**PROBLEM DETAILS**
Reproduce the stretch from the start of the records through the line containing "text-line: y noventa", with no changes.

########

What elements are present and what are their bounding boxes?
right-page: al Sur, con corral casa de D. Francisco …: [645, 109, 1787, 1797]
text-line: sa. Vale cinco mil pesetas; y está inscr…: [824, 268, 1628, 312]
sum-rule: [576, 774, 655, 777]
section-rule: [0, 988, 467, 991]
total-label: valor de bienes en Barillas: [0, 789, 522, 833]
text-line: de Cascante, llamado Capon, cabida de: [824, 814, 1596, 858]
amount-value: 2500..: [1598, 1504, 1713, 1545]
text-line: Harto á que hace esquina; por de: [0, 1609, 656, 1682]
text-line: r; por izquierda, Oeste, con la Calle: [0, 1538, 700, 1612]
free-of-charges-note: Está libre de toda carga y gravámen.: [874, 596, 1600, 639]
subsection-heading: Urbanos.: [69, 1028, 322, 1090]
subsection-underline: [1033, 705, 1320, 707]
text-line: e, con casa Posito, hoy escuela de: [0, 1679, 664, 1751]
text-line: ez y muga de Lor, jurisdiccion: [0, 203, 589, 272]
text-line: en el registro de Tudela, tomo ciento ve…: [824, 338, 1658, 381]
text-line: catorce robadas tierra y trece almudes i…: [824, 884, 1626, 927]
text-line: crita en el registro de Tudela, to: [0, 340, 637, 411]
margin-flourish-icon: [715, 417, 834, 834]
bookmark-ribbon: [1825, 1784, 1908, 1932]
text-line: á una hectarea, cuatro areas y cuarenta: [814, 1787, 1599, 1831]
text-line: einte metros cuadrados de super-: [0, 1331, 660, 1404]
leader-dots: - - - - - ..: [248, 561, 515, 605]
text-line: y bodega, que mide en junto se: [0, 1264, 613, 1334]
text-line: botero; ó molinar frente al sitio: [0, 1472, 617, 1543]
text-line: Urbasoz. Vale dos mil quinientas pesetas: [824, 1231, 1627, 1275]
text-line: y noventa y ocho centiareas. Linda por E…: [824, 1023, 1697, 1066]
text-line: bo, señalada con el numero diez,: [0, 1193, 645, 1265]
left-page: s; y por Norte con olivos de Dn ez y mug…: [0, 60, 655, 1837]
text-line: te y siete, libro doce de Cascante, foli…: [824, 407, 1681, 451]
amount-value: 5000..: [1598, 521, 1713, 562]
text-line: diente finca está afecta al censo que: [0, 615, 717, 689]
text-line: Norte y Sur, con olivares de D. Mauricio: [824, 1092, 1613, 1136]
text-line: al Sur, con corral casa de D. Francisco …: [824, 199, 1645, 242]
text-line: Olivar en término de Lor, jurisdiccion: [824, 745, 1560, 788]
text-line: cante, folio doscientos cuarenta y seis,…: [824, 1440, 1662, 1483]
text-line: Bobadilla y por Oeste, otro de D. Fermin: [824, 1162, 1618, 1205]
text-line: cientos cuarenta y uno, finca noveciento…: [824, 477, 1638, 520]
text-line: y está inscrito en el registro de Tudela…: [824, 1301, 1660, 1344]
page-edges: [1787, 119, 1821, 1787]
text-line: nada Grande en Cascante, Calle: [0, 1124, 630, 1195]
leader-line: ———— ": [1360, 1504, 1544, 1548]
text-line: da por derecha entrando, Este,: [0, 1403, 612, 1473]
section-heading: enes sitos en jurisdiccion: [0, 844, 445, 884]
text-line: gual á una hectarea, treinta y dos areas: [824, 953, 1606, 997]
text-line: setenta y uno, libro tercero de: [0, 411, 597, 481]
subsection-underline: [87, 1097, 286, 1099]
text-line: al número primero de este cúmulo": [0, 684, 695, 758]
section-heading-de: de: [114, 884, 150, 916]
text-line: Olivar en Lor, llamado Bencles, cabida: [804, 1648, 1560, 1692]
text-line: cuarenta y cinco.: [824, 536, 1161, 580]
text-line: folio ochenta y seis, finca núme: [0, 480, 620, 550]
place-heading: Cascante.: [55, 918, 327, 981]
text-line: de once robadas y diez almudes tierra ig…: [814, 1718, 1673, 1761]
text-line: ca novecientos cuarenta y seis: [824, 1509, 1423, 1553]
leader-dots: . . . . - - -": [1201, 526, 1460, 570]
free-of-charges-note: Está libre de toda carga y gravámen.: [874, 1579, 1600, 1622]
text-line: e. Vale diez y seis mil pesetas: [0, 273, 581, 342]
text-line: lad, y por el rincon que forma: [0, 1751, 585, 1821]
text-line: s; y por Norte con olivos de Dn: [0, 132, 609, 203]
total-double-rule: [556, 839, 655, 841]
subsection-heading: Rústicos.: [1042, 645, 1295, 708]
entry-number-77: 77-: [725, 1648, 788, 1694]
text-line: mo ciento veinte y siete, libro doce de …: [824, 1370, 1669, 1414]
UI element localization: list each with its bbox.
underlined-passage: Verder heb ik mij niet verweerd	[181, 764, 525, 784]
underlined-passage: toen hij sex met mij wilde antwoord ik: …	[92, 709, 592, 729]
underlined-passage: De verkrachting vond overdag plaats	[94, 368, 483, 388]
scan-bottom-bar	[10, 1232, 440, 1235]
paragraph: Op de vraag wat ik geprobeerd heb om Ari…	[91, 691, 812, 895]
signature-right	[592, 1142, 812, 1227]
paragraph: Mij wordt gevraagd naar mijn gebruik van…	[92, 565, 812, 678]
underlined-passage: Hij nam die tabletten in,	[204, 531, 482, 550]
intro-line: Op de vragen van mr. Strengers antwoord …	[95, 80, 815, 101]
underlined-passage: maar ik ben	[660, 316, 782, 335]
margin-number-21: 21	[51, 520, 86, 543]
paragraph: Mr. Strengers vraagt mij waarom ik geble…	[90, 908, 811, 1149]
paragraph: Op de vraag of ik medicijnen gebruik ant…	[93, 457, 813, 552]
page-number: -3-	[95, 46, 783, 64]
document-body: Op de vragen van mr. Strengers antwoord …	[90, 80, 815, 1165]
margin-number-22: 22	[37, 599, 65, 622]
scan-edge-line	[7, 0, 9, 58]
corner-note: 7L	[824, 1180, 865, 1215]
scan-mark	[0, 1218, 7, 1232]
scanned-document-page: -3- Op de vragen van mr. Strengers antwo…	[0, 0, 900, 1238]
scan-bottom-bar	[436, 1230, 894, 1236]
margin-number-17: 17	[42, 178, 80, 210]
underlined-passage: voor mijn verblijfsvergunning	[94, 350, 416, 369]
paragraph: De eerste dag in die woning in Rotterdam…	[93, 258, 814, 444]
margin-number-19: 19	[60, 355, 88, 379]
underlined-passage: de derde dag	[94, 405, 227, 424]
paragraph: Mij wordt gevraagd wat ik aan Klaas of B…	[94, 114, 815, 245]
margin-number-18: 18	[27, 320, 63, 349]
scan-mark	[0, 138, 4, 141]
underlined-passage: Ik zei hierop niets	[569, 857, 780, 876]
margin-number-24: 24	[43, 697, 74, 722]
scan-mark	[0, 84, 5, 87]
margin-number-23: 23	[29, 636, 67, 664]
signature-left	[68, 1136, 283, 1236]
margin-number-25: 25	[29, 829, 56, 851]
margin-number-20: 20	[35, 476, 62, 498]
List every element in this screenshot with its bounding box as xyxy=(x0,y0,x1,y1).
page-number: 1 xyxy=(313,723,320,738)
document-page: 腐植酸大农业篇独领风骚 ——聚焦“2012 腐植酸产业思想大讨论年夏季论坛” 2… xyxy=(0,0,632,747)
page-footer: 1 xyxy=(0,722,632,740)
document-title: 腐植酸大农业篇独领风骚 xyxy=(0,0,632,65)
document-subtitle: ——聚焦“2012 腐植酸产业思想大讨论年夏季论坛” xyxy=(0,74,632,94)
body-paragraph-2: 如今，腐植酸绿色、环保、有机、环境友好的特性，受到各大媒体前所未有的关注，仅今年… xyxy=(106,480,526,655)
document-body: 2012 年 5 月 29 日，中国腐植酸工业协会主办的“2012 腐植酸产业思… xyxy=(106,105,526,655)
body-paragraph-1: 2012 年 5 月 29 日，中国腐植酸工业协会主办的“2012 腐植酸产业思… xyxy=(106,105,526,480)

########

**TASK ANSWER**
What elements are present and what are their bounding boxes?
right-page: al Sur, con corral casa de D. Francisco …: [645, 109, 1787, 1797]
text-line: sa. Vale cinco mil pesetas; y está inscr…: [824, 268, 1628, 312]
sum-rule: [576, 774, 655, 777]
section-rule: [0, 988, 467, 991]
total-label: valor de bienes en Barillas: [0, 789, 522, 833]
text-line: de Cascante, llamado Capon, cabida de: [824, 814, 1596, 858]
amount-value: 2500..: [1598, 1504, 1713, 1545]
text-line: Harto á que hace esquina; por de: [0, 1609, 656, 1682]
text-line: r; por izquierda, Oeste, con la Calle: [0, 1538, 700, 1612]
free-of-charges-note: Está libre de toda carga y gravámen.: [874, 596, 1600, 639]
subsection-heading: Urbanos.: [69, 1028, 322, 1090]
subsection-underline: [1033, 705, 1320, 707]
text-line: e, con casa Posito, hoy escuela de: [0, 1679, 664, 1751]
text-line: ez y muga de Lor, jurisdiccion: [0, 203, 589, 272]
text-line: en el registro de Tudela, tomo ciento ve…: [824, 338, 1658, 381]
text-line: catorce robadas tierra y trece almudes i…: [824, 884, 1626, 927]
text-line: crita en el registro de Tudela, to: [0, 340, 637, 411]
margin-flourish-icon: [715, 417, 834, 834]
bookmark-ribbon: [1825, 1784, 1908, 1932]
text-line: á una hectarea, cuatro areas y cuarenta: [814, 1787, 1599, 1831]
text-line: einte metros cuadrados de super-: [0, 1331, 660, 1404]
leader-dots: - - - - - ..: [248, 561, 515, 605]
text-line: y bodega, que mide en junto se: [0, 1264, 613, 1334]
text-line: botero; ó molinar frente al sitio: [0, 1472, 617, 1543]
text-line: Urbasoz. Vale dos mil quinientas pesetas: [824, 1231, 1627, 1275]
text-line: y noventa y ocho centiareas. Linda por E…: [824, 1023, 1697, 1066]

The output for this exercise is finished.